Records from a data source:
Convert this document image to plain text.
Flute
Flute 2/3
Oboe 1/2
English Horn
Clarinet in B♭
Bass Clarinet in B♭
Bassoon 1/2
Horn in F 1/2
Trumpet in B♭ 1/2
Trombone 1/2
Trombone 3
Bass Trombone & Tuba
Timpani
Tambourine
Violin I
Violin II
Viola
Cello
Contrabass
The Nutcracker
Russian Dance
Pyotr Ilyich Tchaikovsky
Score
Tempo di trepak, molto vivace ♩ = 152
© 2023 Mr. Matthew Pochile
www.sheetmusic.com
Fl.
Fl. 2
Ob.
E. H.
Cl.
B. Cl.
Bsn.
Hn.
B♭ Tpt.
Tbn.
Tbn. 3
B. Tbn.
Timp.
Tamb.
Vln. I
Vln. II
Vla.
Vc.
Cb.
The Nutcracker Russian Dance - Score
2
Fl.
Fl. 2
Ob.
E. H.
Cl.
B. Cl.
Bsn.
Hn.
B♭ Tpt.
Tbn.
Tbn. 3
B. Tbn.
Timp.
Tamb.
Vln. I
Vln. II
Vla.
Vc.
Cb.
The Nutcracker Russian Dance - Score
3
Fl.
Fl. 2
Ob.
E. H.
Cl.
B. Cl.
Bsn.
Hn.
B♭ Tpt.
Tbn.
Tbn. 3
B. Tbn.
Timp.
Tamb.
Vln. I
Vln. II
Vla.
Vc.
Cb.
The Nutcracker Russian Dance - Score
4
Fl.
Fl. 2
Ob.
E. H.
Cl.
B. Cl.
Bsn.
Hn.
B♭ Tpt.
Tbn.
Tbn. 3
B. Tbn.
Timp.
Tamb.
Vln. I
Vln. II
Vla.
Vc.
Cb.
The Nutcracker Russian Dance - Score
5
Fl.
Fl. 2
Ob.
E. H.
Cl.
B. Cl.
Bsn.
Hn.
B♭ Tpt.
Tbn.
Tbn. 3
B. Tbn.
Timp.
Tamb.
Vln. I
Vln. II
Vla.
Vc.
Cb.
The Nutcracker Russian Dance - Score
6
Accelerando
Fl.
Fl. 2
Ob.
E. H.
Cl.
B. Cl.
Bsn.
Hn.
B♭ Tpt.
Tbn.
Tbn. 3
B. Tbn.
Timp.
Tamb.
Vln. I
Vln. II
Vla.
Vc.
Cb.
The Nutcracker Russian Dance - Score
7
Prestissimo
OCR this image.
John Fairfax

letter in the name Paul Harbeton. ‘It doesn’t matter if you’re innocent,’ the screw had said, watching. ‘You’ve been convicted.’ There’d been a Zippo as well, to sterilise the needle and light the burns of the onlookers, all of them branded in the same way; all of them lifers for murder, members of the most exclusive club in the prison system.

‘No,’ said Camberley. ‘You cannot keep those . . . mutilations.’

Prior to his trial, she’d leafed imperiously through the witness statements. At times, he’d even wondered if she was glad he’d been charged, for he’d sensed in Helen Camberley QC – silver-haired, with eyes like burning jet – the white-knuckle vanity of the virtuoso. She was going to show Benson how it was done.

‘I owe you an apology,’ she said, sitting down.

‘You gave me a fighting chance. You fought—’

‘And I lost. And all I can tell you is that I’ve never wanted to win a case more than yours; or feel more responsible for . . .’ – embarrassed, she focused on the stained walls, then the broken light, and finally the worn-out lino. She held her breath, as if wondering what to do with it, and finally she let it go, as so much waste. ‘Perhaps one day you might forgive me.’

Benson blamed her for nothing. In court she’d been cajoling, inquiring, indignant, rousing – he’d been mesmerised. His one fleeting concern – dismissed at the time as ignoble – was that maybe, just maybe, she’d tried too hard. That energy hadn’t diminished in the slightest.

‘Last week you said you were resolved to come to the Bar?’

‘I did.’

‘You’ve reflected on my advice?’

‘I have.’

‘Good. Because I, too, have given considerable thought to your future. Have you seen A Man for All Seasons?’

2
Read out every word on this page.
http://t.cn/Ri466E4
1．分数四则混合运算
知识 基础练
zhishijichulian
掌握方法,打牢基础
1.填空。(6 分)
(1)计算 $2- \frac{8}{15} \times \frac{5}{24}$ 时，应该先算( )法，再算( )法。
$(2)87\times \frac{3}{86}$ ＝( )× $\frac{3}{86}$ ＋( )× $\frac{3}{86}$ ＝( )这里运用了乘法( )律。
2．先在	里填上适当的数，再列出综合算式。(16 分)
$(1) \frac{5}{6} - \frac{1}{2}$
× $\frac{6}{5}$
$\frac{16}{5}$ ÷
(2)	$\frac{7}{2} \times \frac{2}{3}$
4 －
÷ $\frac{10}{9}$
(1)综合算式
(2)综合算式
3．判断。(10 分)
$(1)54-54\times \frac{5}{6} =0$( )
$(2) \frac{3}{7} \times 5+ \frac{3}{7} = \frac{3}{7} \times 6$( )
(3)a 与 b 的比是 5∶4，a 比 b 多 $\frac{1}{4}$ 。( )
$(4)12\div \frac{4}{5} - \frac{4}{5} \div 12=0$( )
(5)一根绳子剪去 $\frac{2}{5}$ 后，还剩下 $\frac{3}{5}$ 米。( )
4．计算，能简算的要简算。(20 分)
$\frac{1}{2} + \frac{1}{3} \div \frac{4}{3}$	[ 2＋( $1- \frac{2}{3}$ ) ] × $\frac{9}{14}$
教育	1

▶ [WHAT YOU WILL DO]: Exactly reproduce every line of the data above.

▶ [EXERCISE RESULT]:
Convert this document image to plain text.
Flute
Flute 2/3
Oboe 1/2
English Horn
Clarinet in B♭
Bass Clarinet in B♭
Bassoon 1/2
Horn in F 1/2
Trumpet in B♭ 1/2
Trombone 1/2
Trombone 3
Bass Trombone & Tuba
Timpani
Tambourine
Violin I
Violin II
Viola
Cello
Contrabass
The Nutcracker
Russian Dance
Pyotr Ilyich Tchaikovsky
Score
Tempo di trepak, molto vivace ♩ = 152
© 2023 Mr. Matthew Pochile
www.sheetmusic.com
Fl.
Fl. 2
Ob.
E. H.
Cl.
B. Cl.
Bsn.
Hn.
B♭ Tpt.
Tbn.
Tbn. 3
B. Tbn.
Timp.
Tamb.
Vln. I
Vln. II
Vla.
Vc.
Cb.
The Nutcracker Russian Dance - Score
2
Fl.
Fl. 2
Ob.
E. H.
Cl.
B. Cl.
Bsn.
Hn.
B♭ Tpt.
Tbn.
Tbn. 3
B. Tbn.
Timp.
Tamb.
Vln. I
Vln. II
Vla.
Vc.
Cb.
The Nutcracker Russian Dance - Score
3
Fl.
Fl. 2
Ob.
E. H.
Cl.
B. Cl.
Bsn.
Hn.
B♭ Tpt.
Tbn.
Tbn. 3
B. Tbn.
Timp.
Tamb.
Vln. I
Vln. II
Vla.
Vc.
Cb.
The Nutcracker Russian Dance - Score
4
Fl.
Fl. 2
Ob.
E. H.
Cl.
B. Cl.
Bsn.
Hn.
B♭ Tpt.
Tbn.
Tbn. 3
B. Tbn.
Timp.
Tamb.
Vln. I
Vln. II
Vla.
Vc.
Cb.
The Nutcracker Russian Dance - Score
5
Fl.
Fl. 2
Ob.
E. H.
Cl.
B. Cl.
Bsn.
Hn.
B♭ Tpt.
Tbn.
Tbn. 3
B. Tbn.
Timp.
Tamb.
Vln. I
Vln. II
Vla.
Vc.
Cb.
The Nutcracker Russian Dance - Score
6
Accelerando
Fl.
Fl. 2
Ob.
E. H.
Cl.
B. Cl.
Bsn.
Hn.
B♭ Tpt.
Tbn.
Tbn. 3
B. Tbn.
Timp.
Tamb.
Vln. I
Vln. II
Vla.
Vc.
Cb.
The Nutcracker Russian Dance - Score
7
Prestissimo
OCR this image.
John Fairfax

letter in the name Paul Harbeton. ‘It doesn’t matter if you’re innocent,’ the screw had said, watching. ‘You’ve been convicted.’ There’d been a Zippo as well, to sterilise the needle and light the burns of the onlookers, all of them branded in the same way; all of them lifers for murder, members of the most exclusive club in the prison system.

‘No,’ said Camberley. ‘You cannot keep those . . . mutilations.’

Prior to his trial, she’d leafed imperiously through the witness statements. At times, he’d even wondered if she was glad he’d been charged, for he’d sensed in Helen Camberley QC – silver-haired, with eyes like burning jet – the white-knuckle vanity of the virtuoso. She was going to show Benson how it was done.

‘I owe you an apology,’ she said, sitting down.

‘You gave me a fighting chance. You fought—’

‘And I lost. And all I can tell you is that I’ve never wanted to win a case more than yours; or feel more responsible for . . .’ – embarrassed, she focused on the stained walls, then the broken light, and finally the worn-out lino. She held her breath, as if wondering what to do with it, and finally she let it go, as so much waste. ‘Perhaps one day you might forgive me.’

Benson blamed her for nothing. In court she’d been cajoling, inquiring, indignant, rousing – he’d been mesmerised. His one fleeting concern – dismissed at the time as ignoble – was that maybe, just maybe, she’d tried too hard. That energy hadn’t diminished in the slightest.

‘Last week you said you were resolved to come to the Bar?’

‘I did.’

‘You’ve reflected on my advice?’

‘I have.’

‘Good. Because I, too, have given considerable thought to your future. Have you seen A Man for All Seasons?’

2
Read out every word on this page.
http://t.cn/Ri466E4
1．分数四则混合运算
知识 基础练
zhishijichulian
掌握方法,打牢基础
1.填空。(6 分)
(1)计算 $2- \frac{8}{15} \times \frac{5}{24}$ 时，应该先算( )法，再算( )法。
$(2)87\times \frac{3}{86}$ ＝( )× $\frac{3}{86}$ ＋( )× $\frac{3}{86}$ ＝( )这里运用了乘法( )律。
2．先在	里填上适当的数，再列出综合算式。(16 分)
$(1) \frac{5}{6} - \frac{1}{2}$
× $\frac{6}{5}$
$\frac{16}{5}$ ÷
(2)	$\frac{7}{2} \times \frac{2}{3}$
4 －
÷ $\frac{10}{9}$
(1)综合算式
(2)综合算式
3．判断。(10 分)
$(1)54-54\times \frac{5}{6} =0$( )
$(2) \frac{3}{7} \times 5+ \frac{3}{7} = \frac{3}{7} \times 6$( )
(3)a 与 b 的比是 5∶4，a 比 b 多 $\frac{1}{4}$ 。( )
$(4)12\div \frac{4}{5} - \frac{4}{5} \div 12=0$( )
(5)一根绳子剪去 $\frac{2}{5}$ 后，还剩下 $\frac{3}{5}$ 米。( )
4．计算，能简算的要简算。(20 分)
$\frac{1}{2} + \frac{1}{3} \div \frac{4}{3}$	[ 2＋( $1- \frac{2}{3}$ ) ] × $\frac{9}{14}$
教育	1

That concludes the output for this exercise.